Poster for the 1984 Summer Olympic Games held in Los Angeles, California
Object Details
- Description (Brief)
- Carlos Almaraz’s poster is part of a fifteen poster set commissioned by the Los
- Angeles Olympic Organizing Committee (LAOOC) for the Games of the XXIIIrd
- Olympiad in 1984. The signed limited edition (750) prints were created by both internationally known American artists and young emerging local artists selected by the Committee to commemorate the Games, and Los Angeles’ and the United States’ unique contribution to the contemporary art scene.
- The modern Olympic movement, founded by Baron de Coubertin, emphasized the development of a ‘total person’ and included art and a cultural Olympiad as a creative complement to athletic demonstrations. Posters have acted as a primary expression of the Games since the modern revival in 1896; each represented by an official poster. They have also served as announcements, souvenirs, fine art prints, and visual reminders throughout the history of the Olympics, ancient and modern.
- Almaraz (1941-1989) was born in Mexico and raised in Chicago and later Los Angeles. After briefly living and working in New York, Almaraz moved back to Los Angeles where he earned an MFA from the Otis Arts Institute (now Otis College of Art and Design) and began supporting the burgeoning Chicano Art Movement, working with artists such as Cesar Chavez.

Records held in a dataset:
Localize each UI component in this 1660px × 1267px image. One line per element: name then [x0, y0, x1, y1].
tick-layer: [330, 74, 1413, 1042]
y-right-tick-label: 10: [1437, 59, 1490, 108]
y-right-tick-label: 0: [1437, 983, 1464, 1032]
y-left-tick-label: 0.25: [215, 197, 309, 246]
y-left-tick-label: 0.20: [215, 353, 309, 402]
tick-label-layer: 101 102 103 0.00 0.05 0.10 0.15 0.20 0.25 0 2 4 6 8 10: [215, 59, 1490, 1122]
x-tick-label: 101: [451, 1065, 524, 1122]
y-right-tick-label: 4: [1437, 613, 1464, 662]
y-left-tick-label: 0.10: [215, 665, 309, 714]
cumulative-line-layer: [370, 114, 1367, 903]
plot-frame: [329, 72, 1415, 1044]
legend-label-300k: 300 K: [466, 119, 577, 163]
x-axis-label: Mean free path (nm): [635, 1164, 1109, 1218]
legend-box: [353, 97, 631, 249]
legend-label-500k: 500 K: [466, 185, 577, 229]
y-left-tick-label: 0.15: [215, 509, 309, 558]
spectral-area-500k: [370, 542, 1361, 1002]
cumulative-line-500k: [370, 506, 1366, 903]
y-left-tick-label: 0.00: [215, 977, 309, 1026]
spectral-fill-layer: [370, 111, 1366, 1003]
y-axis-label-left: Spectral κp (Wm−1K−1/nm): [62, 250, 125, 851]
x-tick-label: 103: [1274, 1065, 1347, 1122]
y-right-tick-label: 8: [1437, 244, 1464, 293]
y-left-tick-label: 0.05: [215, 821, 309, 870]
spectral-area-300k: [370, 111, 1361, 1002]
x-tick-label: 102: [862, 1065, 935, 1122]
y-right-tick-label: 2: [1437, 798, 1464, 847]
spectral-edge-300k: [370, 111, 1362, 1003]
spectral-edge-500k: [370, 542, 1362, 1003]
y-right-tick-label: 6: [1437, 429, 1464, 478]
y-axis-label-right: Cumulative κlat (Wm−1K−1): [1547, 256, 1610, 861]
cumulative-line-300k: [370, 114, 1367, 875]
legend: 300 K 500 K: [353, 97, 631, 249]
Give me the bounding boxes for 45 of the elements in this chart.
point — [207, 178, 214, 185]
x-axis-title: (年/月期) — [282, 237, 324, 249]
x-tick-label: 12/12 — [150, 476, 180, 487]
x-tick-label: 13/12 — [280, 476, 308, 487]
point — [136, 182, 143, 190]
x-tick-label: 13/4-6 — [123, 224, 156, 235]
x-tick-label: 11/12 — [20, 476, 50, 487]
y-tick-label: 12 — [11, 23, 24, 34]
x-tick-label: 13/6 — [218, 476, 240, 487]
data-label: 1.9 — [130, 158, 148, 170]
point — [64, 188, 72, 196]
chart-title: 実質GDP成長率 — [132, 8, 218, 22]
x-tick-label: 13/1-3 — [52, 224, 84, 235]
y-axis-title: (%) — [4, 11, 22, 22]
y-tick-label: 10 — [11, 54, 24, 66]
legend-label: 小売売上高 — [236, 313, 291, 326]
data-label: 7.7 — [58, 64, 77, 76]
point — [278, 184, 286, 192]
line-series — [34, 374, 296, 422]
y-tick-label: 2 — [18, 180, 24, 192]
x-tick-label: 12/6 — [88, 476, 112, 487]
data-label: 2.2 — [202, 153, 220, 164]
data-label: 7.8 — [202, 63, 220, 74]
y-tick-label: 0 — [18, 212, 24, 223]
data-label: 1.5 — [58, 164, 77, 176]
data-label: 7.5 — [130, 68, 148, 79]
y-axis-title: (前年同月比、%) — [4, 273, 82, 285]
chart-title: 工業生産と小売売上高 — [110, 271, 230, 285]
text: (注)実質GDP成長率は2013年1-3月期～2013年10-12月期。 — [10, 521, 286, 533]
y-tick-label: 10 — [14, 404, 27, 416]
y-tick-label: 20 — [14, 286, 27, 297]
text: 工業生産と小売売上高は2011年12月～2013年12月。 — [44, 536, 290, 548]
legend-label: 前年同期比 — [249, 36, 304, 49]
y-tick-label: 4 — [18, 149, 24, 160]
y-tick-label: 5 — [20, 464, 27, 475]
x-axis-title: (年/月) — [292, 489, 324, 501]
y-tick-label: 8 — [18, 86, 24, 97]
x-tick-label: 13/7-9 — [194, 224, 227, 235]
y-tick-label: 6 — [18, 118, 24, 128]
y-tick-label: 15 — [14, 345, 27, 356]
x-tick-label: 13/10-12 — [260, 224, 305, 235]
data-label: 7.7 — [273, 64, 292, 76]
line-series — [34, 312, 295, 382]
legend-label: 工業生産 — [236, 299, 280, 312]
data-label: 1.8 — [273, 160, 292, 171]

* _Problem details_: Reproduce word for word the part of the Olympic poster text that begins with the words "- The modern" and ends with "ancient and modern.".

* _Output below_:
- The modern Olympic movement, founded by Baron de Coubertin, emphasized the development of a ‘total person’ and included art and a cultural Olympiad as a creative complement to athletic demonstrations. Posters have acted as a primary expression of the Games since the modern revival in 1896; each represented by an official poster. They have also served as announcements, souvenirs, fine art prints, and visual reminders throughout the history of the Olympics, ancient and modern.